▸ INSTRUCTION
Please give the listing again in its entirety, exactly as written.

Dataset listings of figures
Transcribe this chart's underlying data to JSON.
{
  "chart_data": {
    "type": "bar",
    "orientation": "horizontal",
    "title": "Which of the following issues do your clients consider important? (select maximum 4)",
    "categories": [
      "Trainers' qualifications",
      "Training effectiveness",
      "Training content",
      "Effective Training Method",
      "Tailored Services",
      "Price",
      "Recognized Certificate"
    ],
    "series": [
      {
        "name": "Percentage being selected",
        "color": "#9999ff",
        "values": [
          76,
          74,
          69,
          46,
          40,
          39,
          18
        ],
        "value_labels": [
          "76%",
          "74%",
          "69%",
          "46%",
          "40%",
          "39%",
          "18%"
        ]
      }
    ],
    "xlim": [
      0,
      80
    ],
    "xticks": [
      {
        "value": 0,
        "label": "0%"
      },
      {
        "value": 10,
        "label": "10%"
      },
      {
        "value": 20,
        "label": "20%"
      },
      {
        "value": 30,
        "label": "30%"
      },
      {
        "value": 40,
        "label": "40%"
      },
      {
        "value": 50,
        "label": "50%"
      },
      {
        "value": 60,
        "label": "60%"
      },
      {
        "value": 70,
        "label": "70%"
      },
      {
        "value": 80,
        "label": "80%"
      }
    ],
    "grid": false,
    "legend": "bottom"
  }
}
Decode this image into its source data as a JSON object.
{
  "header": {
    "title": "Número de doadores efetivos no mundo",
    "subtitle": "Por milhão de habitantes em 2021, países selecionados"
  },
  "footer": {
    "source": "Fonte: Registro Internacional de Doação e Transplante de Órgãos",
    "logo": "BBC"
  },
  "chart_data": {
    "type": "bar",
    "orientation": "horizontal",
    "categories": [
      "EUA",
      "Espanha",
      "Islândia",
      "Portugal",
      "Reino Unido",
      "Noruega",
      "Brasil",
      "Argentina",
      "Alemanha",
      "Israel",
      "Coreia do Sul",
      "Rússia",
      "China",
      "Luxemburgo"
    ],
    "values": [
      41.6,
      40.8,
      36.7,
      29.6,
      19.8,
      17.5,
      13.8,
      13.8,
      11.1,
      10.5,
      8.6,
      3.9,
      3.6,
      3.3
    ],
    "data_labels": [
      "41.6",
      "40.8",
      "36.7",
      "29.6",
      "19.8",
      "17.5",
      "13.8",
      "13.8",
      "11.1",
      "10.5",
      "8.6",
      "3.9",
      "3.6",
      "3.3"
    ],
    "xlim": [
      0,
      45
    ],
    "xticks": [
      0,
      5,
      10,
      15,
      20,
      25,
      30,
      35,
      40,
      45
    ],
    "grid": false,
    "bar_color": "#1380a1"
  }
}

▸ OUTPUT FOR THIS EXERCISE
Transcribe this chart's underlying data to JSON.
{
  "chart_data": {
    "type": "bar",
    "orientation": "horizontal",
    "title": "Which of the following issues do your clients consider important? (select maximum 4)",
    "categories": [
      "Trainers' qualifications",
      "Training effectiveness",
      "Training content",
      "Effective Training Method",
      "Tailored Services",
      "Price",
      "Recognized Certificate"
    ],
    "series": [
      {
        "name": "Percentage being selected",
        "color": "#9999ff",
        "values": [
          76,
          74,
          69,
          46,
          40,
          39,
          18
        ],
        "value_labels": [
          "76%",
          "74%",
          "69%",
          "46%",
          "40%",
          "39%",
          "18%"
        ]
      }
    ],
    "xlim": [
      0,
      80
    ],
    "xticks": [
      {
        "value": 0,
        "label": "0%"
      },
      {
        "value": 10,
        "label": "10%"
      },
      {
        "value": 20,
        "label": "20%"
      },
      {
        "value": 30,
        "label": "30%"
      },
      {
        "value": 40,
        "label": "40%"
      },
      {
        "value": 50,
        "label": "50%"
      },
      {
        "value": 60,
        "label": "60%"
      },
      {
        "value": 70,
        "label": "70%"
      },
      {
        "value": 80,
        "label": "80%"
      }
    ],
    "grid": false,
    "legend": "bottom"
  }
}
Decode this image into its source data as a JSON object.
{
  "header": {
    "title": "Número de doadores efetivos no mundo",
    "subtitle": "Por milhão de habitantes em 2021, países selecionados"
  },
  "footer": {
    "source": "Fonte: Registro Internacional de Doação e Transplante de Órgãos",
    "logo": "BBC"
  },
  "chart_data": {
    "type": "bar",
    "orientation": "horizontal",
    "categories": [
      "EUA",
      "Espanha",
      "Islândia",
      "Portugal",
      "Reino Unido",
      "Noruega",
      "Brasil",
      "Argentina",
      "Alemanha",
      "Israel",
      "Coreia do Sul",
      "Rússia",
      "China",
      "Luxemburgo"
    ],
    "values": [
      41.6,
      40.8,
      36.7,
      29.6,
      19.8,
      17.5,
      13.8,
      13.8,
      11.1,
      10.5,
      8.6,
      3.9,
      3.6,
      3.3
    ],
    "data_labels": [
      "41.6",
      "40.8",
      "36.7",
      "29.6",
      "19.8",
      "17.5",
      "13.8",
      "13.8",
      "11.1",
      "10.5",
      "8.6",
      "3.9",
      "3.6",
      "3.3"
    ],
    "xlim": [
      0,
      45
    ],
    "xticks": [
      0,
      5,
      10,
      15,
      20,
      25,
      30,
      35,
      40,
      45
    ],
    "grid": false,
    "bar_color": "#1380a1"
  }
}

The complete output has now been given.